EXERCISE INPUT |
_ _ _

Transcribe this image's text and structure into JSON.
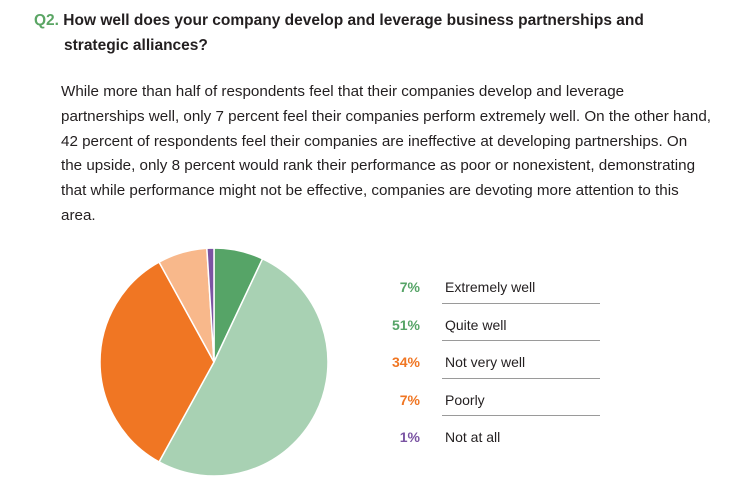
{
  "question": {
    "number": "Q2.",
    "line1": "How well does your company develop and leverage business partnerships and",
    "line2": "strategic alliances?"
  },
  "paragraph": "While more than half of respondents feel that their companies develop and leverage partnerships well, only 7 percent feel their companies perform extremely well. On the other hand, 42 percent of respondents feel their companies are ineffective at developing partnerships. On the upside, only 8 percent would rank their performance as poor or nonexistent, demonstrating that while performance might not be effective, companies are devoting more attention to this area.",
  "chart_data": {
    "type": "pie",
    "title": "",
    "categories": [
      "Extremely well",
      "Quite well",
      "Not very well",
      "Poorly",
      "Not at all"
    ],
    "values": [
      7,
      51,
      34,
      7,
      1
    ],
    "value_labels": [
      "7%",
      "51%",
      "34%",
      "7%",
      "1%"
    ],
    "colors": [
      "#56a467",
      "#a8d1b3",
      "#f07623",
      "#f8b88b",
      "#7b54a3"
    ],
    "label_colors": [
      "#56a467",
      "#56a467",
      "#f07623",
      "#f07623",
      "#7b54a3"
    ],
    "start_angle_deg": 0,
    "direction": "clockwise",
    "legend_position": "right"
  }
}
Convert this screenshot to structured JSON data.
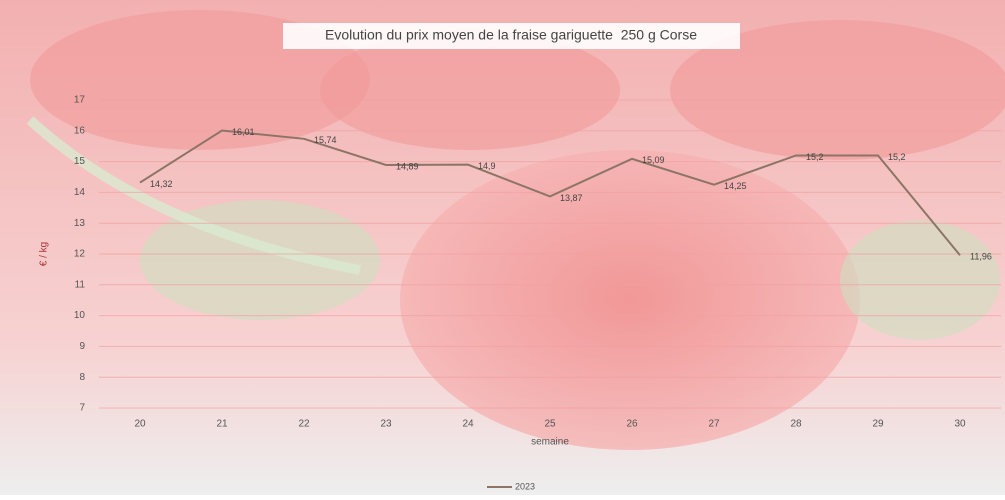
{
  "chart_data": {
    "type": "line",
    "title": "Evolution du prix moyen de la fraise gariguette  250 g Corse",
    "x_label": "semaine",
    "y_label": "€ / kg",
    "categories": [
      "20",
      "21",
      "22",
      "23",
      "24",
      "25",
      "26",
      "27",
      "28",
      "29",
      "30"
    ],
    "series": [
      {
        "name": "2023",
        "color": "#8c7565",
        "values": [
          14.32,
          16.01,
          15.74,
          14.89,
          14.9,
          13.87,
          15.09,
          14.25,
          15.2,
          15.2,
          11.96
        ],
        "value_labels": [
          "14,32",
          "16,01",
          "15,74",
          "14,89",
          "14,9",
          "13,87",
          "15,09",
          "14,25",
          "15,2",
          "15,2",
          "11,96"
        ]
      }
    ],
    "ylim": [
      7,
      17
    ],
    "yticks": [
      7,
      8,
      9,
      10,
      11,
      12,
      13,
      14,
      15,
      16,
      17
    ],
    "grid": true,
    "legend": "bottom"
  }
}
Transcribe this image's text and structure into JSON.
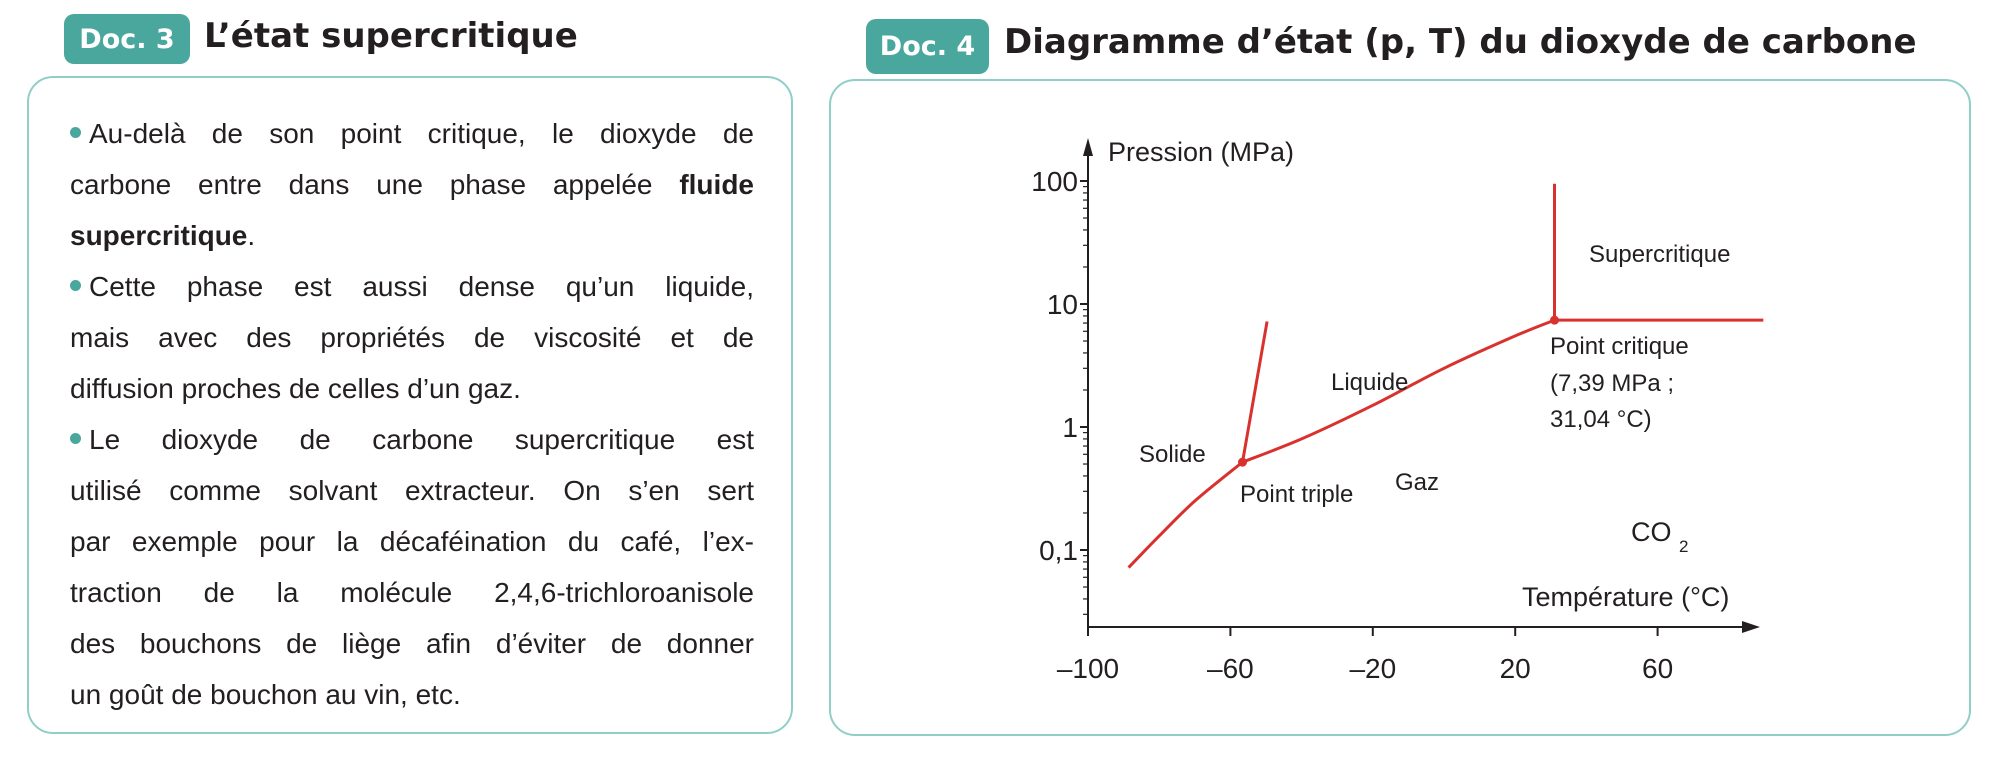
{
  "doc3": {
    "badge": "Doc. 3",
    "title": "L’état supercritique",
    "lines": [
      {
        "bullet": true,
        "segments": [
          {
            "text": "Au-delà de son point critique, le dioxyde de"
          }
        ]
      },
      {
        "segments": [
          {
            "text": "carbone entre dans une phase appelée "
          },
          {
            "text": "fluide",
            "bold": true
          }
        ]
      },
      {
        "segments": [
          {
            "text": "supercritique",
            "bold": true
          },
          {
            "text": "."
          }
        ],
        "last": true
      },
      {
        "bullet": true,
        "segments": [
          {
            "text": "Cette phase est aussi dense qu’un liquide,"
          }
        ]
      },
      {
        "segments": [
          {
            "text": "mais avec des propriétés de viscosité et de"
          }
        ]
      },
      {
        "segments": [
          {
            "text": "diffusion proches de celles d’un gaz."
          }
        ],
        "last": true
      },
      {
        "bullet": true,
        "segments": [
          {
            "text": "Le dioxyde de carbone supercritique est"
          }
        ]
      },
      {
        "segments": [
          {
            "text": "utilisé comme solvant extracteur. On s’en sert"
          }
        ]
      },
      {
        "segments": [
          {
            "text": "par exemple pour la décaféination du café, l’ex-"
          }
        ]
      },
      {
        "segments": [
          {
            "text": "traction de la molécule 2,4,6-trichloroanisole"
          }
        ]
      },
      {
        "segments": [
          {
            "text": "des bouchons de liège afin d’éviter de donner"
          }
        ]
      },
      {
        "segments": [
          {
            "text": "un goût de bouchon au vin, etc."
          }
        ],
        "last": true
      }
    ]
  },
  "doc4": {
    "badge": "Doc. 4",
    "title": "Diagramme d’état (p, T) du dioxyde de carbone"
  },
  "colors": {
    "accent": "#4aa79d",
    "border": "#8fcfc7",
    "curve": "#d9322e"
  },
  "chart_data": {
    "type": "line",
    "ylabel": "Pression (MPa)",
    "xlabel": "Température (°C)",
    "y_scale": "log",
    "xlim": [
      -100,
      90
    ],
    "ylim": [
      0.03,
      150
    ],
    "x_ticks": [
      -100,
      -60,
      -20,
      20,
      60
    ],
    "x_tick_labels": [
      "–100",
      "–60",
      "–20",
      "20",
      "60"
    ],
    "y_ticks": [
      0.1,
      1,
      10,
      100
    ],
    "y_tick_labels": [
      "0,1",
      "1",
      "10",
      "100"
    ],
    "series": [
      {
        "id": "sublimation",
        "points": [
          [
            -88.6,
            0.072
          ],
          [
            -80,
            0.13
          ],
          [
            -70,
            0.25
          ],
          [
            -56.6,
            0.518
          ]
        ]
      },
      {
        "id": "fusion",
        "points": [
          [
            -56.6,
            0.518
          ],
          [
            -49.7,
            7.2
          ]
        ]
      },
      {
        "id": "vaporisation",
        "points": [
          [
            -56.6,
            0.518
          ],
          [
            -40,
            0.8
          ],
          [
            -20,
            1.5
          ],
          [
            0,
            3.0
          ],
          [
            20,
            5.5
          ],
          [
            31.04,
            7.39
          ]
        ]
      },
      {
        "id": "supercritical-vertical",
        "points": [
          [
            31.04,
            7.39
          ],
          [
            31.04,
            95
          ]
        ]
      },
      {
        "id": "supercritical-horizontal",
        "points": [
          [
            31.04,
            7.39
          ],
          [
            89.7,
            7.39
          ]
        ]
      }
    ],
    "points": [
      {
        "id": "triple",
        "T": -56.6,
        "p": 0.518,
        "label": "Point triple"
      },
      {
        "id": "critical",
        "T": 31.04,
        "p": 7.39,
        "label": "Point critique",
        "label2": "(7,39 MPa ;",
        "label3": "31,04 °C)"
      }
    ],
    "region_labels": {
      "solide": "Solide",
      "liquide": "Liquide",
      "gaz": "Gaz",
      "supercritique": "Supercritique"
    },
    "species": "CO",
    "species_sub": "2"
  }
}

_ _ _

EXERCISE REQUIREMENTS |
How many lines in these records hold the string "supercritical"? Reply with the number alone.

ANSWER TO THE TASK |
2